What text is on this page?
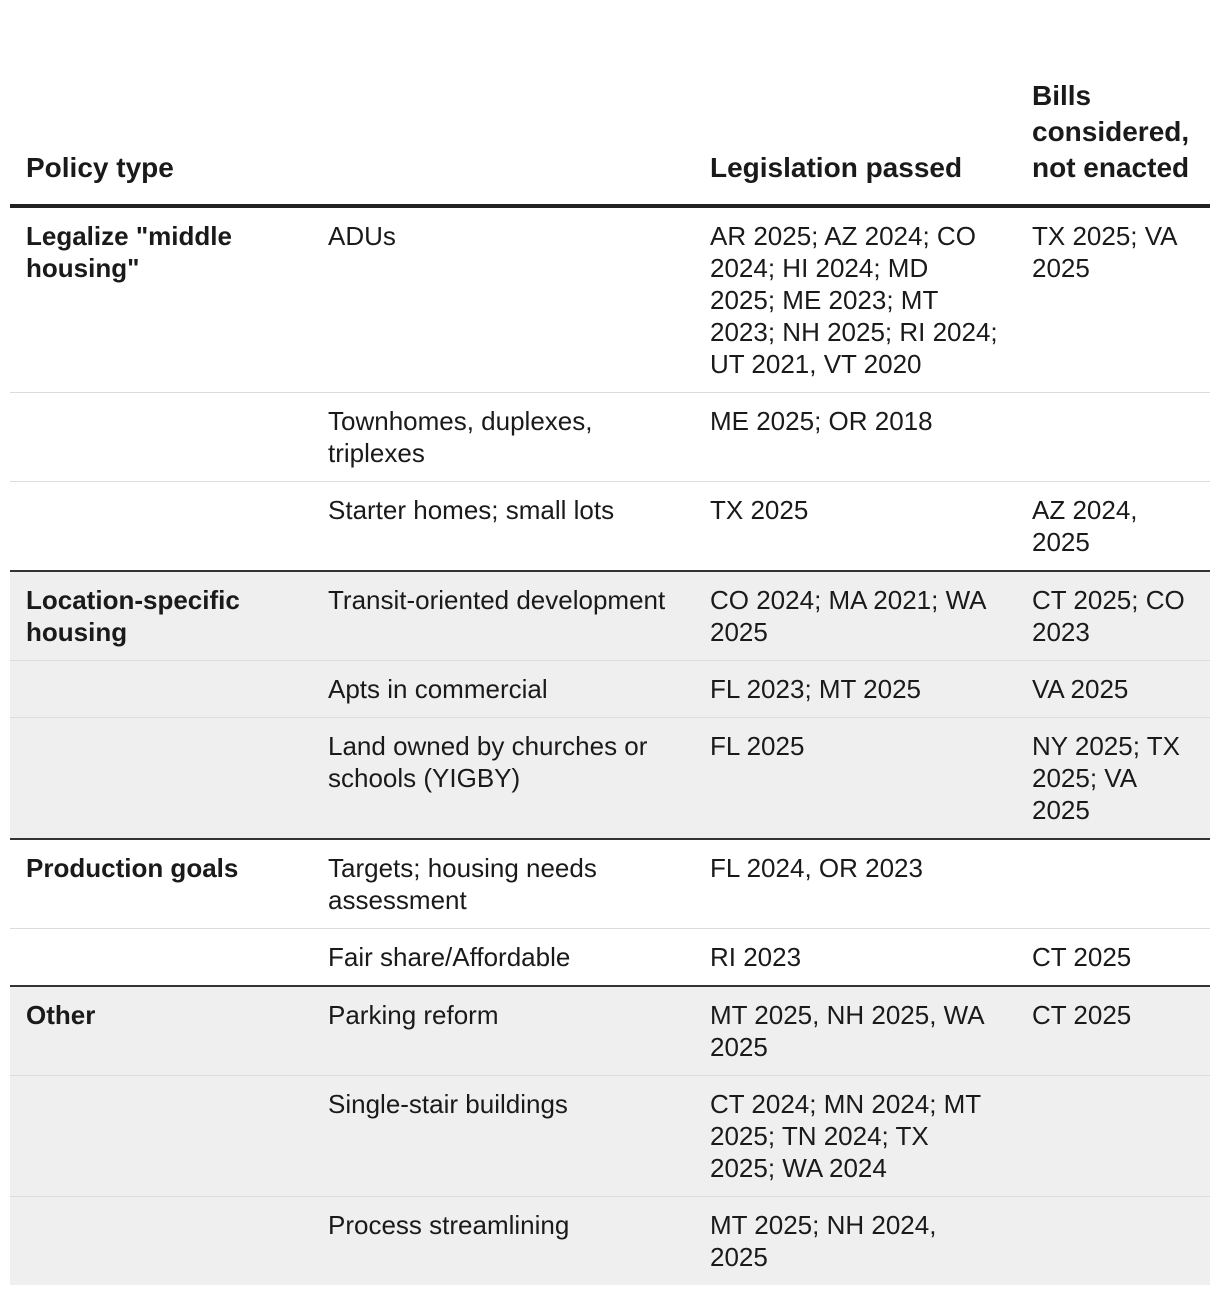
Policy type		Legislation passed	Bills considered, not enacted
Legalize "middle housing"	ADUs	AR 2025; AZ 2024; CO 2024; HI 2024; MD 2025; ME 2023; MT 2023; NH 2025; RI 2024; UT 2021, VT 2020	TX 2025; VA 2025
	Townhomes, duplexes, triplexes	ME 2025; OR 2018	
	Starter homes; small lots	TX 2025	AZ 2024, 2025
Location-specific housing	Transit-oriented development	CO 2024; MA 2021; WA 2025	CT 2025; CO 2023
	Apts in commercial	FL 2023; MT 2025	VA 2025
	Land owned by churches or schools (YIGBY)	FL 2025	NY 2025; TX 2025; VA 2025
Production goals	Targets; housing needs assessment	FL 2024, OR 2023	
	Fair share/Affordable	RI 2023	CT 2025
Other	Parking reform	MT 2025, NH 2025, WA 2025	CT 2025
	Single-stair buildings	CT 2024; MN 2024; MT 2025; TN 2024; TX 2025; WA 2024	
	Process streamlining	MT 2025; NH 2024, 2025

◇ ◇ ◇ ◇

WHAT YOU SHOULD DO:
Count the lines of the data that contain the string "housing", and reply with that number alone.

RESULT BELOW:
3